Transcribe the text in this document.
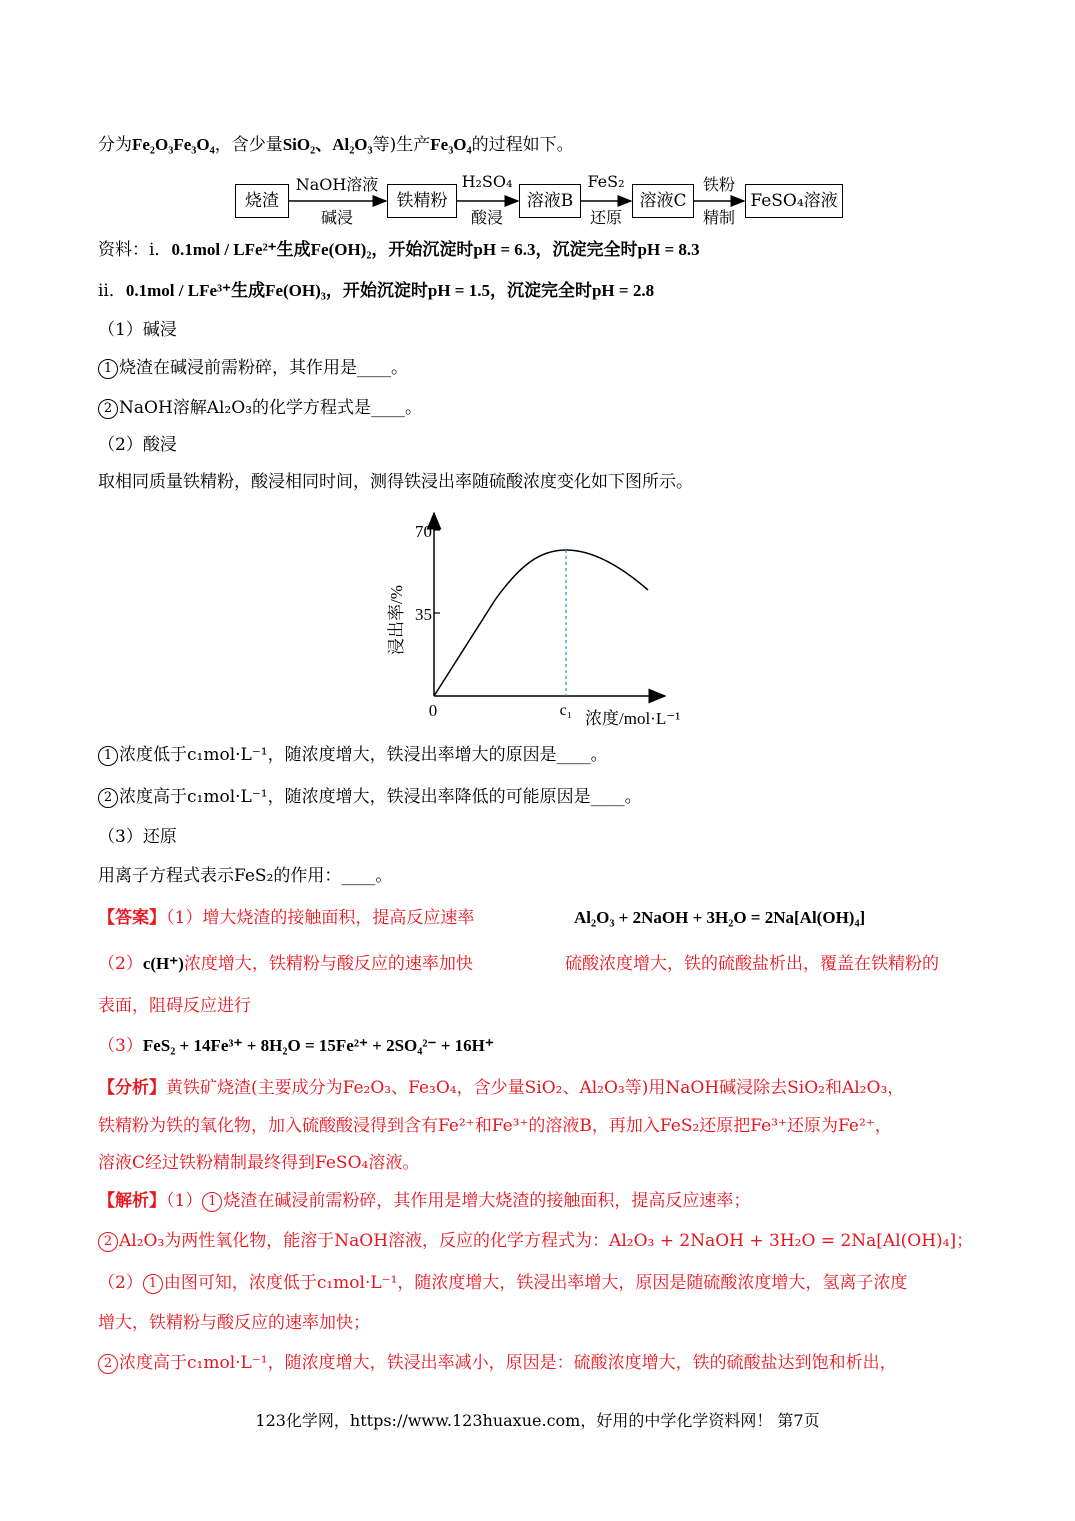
分为Fe₂O₃Fe₃O₄，含少量SiO₂、Al₂O₃等)生产Fe₃O₄的过程如下。
烧渣	铁精粉	溶液B	溶液C	FeSO₄溶液
NaOH溶液
碱浸
H₂SO₄
酸浸
FeS₂
还原
铁粉
精制
资料：i．0.1mol / LFe²⁺生成Fe(OH)₂，开始沉淀时pH = 6.3，沉淀完全时pH = 8.3
ii．0.1mol / LFe³⁺生成Fe(OH)₃，开始沉淀时pH = 1.5，沉淀完全时pH = 2.8
（1）碱浸
1 烧渣在碱浸前需粉碎，其作用是____。
2 NaOH溶解Al₂O₃的化学方程式是____。
（2）酸浸
取相同质量铁精粉，酸浸相同时间，测得铁浸出率随硫酸浓度变化如下图所示。
70
35
0	c₁ 浓度/mol·L⁻¹
浸出率/%
1 浓度低于c₁mol·L⁻¹，随浓度增大，铁浸出率增大的原因是____。
2 浓度高于c₁mol·L⁻¹，随浓度增大，铁浸出率降低的可能原因是____。
（3）还原
用离子方程式表示FeS₂的作用：____。
【答案】（1）增大烧渣的接触面积，提高反应速率	Al₂O₃ + 2NaOH + 3H₂O = 2Na[Al(OH)₄]
（2）c(H⁺)浓度增大，铁精粉与酸反应的速率加快	硫酸浓度增大，铁的硫酸盐析出，覆盖在铁精粉的
表面，阻碍反应进行
（3）FeS₂ + 14Fe³⁺ + 8H₂O = 15Fe²⁺ + 2SO₄²⁻ + 16H⁺
【分析】黄铁矿烧渣(主要成分为Fe₂O₃、Fe₃O₄，含少量SiO₂、Al₂O₃等)用NaOH碱浸除去SiO₂和Al₂O₃，
铁精粉为铁的氧化物，加入硫酸酸浸得到含有Fe²⁺和Fe³⁺的溶液B，再加入FeS₂还原把Fe³⁺还原为Fe²⁺，
溶液C经过铁粉精制最终得到FeSO₄溶液。
【解析】（1） 1 烧渣在碱浸前需粉碎，其作用是增大烧渣的接触面积，提高反应速率；
2 Al₂O₃为两性氧化物，能溶于NaOH溶液，反应的化学方程式为：Al₂O₃ + 2NaOH + 3H₂O = 2Na[Al(OH)₄]；
（2） 1 由图可知，浓度低于c₁mol·L⁻¹，随浓度增大，铁浸出率增大，原因是随硫酸浓度增大，氢离子浓度
增大，铁精粉与酸反应的速率加快；
2 浓度高于c₁mol·L⁻¹，随浓度增大，铁浸出率减小，原因是：硫酸浓度增大，铁的硫酸盐达到饱和析出，
123化学网，https://www.123huaxue.com，好用的中学化学资料网！ 第7页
————
Required work:
Show every line from the entries above in which "沉淀完全时pH" appears.

Exercise solution:
资料：i．0.1mol / LFe²⁺生成Fe(OH)₂，开始沉淀时pH = 6.3，沉淀完全时pH = 8.3
ii．0.1mol / LFe³⁺生成Fe(OH)₃，开始沉淀时pH = 1.5，沉淀完全时pH = 2.8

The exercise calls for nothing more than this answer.